### DO THIS
Of the lines in the entries below, state how many hold the word "marker". Say nothing else.

==== EXERCISE INPUTS ====

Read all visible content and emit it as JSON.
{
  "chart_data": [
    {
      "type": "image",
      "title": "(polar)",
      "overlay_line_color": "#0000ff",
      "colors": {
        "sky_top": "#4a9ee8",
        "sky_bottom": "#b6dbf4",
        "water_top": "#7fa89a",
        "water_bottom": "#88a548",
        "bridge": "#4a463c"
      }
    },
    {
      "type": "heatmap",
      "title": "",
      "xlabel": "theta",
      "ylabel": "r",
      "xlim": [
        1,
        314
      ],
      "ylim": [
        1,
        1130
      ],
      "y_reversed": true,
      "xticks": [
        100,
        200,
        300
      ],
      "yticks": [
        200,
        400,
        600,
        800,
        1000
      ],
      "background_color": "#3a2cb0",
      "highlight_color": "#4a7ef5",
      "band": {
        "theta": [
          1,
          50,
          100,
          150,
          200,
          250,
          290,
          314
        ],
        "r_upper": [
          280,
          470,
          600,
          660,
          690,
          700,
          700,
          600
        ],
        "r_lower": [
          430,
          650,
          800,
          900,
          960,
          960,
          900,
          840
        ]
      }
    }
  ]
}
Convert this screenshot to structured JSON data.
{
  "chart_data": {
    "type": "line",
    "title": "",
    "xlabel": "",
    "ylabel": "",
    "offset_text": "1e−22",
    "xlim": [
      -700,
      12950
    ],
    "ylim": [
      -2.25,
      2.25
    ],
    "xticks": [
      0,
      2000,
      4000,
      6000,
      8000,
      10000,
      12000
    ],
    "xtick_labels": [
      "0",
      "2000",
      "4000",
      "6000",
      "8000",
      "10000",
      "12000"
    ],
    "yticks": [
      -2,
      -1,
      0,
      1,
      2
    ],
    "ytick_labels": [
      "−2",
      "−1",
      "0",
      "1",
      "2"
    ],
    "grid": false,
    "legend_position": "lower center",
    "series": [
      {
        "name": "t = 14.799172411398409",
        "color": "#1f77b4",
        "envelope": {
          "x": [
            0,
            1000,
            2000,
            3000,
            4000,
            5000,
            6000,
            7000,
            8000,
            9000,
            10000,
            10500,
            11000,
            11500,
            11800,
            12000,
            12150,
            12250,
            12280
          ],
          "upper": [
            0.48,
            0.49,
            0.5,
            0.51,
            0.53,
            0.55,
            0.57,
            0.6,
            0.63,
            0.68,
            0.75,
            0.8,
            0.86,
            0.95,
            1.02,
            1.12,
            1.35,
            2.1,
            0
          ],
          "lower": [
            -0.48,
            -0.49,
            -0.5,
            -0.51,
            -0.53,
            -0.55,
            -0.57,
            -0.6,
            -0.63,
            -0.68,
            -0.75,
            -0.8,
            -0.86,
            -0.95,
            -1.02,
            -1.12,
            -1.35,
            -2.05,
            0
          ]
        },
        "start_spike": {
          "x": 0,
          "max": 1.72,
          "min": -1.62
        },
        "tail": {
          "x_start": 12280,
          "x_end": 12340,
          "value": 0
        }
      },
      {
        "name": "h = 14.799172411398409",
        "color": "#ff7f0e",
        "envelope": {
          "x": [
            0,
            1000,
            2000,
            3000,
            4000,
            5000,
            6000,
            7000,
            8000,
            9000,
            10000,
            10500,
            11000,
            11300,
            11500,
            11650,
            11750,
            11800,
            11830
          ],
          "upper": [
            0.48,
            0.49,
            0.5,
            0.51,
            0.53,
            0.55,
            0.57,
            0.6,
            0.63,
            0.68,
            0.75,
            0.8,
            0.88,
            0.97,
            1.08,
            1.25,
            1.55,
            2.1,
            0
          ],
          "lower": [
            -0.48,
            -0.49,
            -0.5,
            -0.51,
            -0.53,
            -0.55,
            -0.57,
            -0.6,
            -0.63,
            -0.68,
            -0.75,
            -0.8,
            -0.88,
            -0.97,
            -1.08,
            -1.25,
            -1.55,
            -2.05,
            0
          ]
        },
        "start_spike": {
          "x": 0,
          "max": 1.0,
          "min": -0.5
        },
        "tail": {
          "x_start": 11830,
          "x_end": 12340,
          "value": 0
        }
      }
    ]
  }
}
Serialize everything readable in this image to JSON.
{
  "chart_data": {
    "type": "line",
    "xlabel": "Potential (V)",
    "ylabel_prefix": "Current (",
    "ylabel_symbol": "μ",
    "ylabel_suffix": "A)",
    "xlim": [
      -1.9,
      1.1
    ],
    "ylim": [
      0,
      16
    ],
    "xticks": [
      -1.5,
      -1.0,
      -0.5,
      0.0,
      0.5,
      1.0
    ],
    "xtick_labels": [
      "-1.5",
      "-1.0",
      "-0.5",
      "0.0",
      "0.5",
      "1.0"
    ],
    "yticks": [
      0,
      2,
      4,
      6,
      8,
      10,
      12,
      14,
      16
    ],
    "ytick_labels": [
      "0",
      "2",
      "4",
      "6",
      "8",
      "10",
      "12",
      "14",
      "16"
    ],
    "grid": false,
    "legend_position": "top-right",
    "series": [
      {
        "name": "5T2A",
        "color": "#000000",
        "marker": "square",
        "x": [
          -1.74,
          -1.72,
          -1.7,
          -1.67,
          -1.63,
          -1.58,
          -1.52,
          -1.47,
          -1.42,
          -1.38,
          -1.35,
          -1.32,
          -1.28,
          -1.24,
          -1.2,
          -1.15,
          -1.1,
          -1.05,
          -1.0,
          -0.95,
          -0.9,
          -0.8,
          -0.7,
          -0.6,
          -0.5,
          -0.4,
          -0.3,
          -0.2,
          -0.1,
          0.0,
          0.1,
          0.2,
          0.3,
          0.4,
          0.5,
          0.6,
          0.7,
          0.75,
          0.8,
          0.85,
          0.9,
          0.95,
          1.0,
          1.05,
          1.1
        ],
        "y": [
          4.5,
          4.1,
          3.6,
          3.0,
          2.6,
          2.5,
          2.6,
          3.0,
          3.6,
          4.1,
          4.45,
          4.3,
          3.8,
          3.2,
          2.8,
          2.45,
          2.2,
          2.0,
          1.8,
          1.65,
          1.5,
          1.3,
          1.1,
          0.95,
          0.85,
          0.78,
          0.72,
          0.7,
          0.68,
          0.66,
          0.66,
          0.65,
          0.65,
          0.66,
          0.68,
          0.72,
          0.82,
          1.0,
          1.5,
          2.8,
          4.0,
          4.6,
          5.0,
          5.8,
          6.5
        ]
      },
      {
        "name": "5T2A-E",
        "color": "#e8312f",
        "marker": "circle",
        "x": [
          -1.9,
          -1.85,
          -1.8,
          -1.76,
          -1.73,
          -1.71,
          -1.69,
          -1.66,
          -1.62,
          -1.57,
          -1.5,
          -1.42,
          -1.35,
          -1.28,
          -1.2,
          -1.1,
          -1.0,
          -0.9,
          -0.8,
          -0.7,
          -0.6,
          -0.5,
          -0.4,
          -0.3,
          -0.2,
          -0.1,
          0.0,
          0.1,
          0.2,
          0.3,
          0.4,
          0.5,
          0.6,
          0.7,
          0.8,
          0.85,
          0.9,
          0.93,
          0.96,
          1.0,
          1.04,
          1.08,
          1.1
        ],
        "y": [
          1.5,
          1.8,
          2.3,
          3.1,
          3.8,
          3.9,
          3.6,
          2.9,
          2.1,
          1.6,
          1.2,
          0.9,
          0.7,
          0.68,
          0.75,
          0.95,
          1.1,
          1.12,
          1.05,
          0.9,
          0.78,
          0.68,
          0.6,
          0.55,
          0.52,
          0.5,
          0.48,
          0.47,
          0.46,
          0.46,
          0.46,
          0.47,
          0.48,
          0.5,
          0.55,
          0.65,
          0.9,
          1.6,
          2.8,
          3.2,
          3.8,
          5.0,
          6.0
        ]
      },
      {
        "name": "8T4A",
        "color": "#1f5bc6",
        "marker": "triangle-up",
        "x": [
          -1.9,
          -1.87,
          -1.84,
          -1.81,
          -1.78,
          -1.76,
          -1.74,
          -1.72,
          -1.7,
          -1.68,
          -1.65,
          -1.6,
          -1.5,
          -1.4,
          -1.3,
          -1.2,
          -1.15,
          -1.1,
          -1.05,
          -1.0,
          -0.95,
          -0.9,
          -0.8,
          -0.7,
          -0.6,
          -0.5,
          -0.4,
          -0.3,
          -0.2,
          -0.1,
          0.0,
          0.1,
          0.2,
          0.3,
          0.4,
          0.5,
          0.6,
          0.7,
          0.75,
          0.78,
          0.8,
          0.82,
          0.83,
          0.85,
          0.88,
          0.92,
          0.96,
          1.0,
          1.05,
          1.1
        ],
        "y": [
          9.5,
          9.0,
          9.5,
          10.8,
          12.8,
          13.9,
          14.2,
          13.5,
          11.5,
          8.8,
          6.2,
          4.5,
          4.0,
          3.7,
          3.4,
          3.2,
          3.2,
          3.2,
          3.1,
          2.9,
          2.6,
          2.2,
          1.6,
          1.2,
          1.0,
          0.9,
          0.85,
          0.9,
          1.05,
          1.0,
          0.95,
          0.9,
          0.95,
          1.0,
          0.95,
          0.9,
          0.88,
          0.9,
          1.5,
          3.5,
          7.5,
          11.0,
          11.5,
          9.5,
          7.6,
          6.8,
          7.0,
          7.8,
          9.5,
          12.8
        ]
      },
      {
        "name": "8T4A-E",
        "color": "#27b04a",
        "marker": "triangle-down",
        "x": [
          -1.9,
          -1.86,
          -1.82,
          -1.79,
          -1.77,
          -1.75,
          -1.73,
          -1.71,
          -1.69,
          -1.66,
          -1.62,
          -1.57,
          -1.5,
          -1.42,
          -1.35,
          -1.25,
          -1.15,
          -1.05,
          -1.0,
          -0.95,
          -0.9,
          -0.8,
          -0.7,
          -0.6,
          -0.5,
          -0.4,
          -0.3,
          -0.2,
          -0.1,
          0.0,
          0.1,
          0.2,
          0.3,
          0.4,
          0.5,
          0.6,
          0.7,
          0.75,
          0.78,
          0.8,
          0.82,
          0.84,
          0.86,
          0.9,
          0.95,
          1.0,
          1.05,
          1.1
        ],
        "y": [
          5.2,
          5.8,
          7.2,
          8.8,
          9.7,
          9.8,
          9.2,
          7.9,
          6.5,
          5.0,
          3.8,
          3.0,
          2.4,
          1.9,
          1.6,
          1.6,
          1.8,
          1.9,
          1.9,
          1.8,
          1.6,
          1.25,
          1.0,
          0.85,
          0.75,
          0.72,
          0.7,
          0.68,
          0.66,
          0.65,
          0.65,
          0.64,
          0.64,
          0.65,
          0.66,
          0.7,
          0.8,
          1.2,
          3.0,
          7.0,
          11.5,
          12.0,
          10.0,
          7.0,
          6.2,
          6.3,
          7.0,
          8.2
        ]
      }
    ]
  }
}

====

### FINAL RESULT
4